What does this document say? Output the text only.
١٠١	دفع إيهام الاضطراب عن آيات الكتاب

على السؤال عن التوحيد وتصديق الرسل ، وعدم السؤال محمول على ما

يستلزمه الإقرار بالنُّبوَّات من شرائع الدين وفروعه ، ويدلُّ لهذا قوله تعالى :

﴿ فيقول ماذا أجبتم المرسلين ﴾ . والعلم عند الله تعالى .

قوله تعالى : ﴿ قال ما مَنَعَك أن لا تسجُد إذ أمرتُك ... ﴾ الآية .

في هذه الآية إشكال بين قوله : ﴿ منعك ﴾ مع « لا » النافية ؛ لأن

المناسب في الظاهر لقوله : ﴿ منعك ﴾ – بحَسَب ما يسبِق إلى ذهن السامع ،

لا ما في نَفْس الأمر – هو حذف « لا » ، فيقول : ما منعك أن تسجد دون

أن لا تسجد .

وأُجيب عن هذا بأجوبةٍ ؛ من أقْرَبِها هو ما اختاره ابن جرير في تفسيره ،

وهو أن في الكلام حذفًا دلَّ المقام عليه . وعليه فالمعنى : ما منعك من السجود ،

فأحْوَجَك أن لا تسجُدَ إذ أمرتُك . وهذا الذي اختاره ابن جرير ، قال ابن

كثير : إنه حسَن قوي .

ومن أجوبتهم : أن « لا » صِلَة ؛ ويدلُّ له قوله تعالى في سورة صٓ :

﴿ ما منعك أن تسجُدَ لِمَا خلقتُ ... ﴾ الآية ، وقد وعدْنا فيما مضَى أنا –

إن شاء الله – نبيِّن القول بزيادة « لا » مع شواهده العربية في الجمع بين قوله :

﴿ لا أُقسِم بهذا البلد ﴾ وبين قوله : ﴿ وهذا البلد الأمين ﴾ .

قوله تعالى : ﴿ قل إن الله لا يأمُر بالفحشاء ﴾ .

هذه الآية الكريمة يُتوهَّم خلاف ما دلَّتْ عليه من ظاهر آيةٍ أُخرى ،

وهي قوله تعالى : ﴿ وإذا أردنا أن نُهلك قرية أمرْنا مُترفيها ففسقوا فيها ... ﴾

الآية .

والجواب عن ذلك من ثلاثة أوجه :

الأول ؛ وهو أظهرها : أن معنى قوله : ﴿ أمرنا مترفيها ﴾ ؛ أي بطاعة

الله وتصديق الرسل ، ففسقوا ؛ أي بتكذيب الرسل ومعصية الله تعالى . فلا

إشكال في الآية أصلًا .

**********

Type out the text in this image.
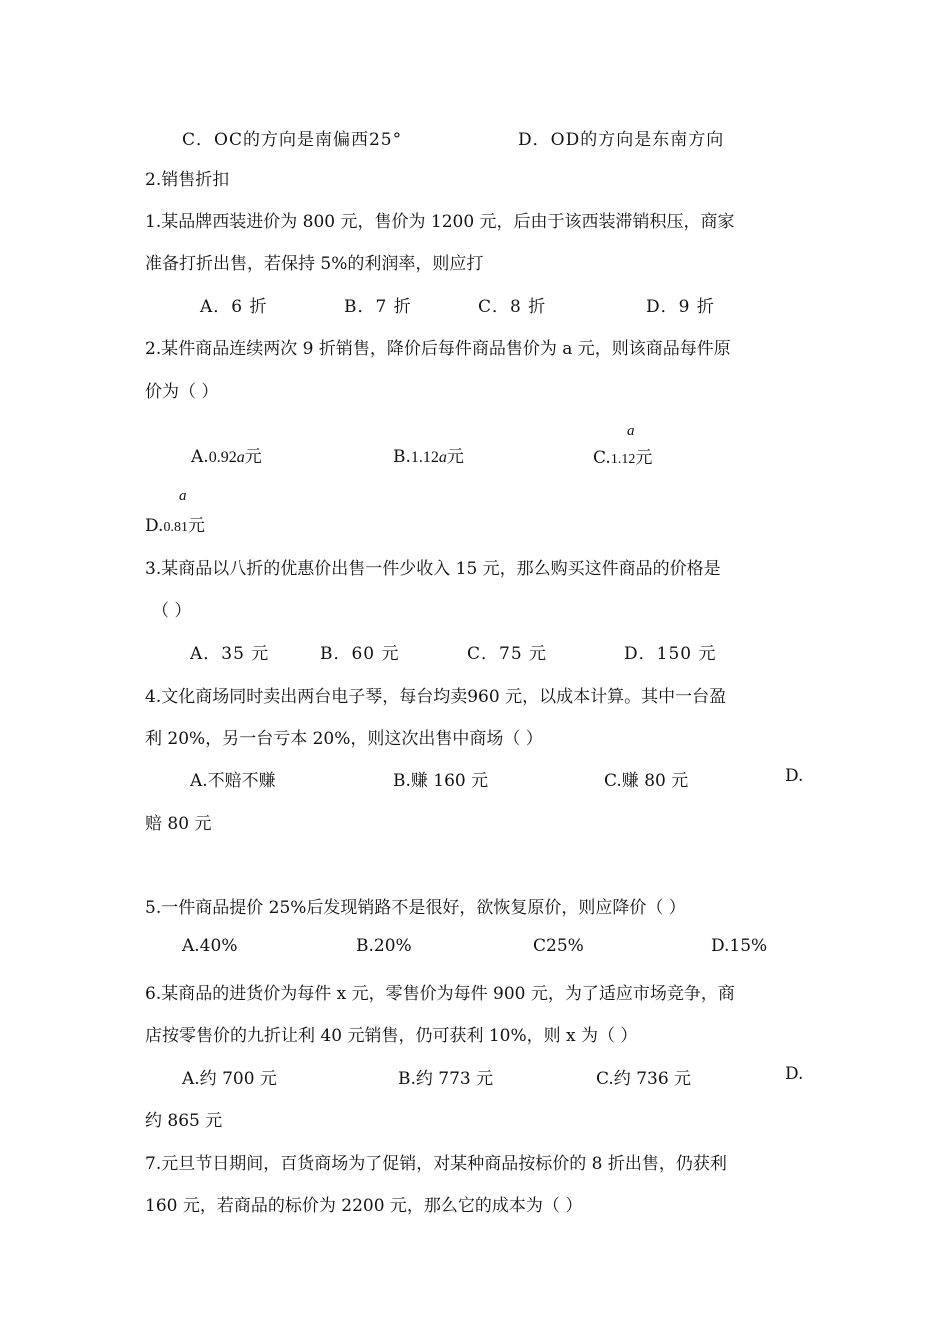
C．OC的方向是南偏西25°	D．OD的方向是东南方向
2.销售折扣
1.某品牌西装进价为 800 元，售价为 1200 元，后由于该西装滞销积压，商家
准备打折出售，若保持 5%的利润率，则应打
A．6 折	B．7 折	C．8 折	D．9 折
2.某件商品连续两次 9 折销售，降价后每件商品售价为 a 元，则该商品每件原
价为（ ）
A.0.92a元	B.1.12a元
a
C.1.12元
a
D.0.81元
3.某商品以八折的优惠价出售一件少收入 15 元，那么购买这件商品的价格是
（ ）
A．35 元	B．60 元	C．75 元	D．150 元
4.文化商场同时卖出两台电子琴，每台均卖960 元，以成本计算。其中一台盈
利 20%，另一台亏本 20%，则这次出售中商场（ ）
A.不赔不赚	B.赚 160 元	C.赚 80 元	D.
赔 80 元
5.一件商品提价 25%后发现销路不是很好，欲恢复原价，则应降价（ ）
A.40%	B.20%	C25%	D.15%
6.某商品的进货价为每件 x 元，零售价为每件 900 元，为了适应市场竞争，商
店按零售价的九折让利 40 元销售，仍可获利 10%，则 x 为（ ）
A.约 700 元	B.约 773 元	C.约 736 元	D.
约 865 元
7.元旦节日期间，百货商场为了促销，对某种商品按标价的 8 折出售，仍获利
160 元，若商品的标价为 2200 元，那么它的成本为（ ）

**********

Exercise prompt | Go over the data above and copy every line that has the word "text" in it.

Reply |
What does this document say? Output the text only.
Type out the text in this image.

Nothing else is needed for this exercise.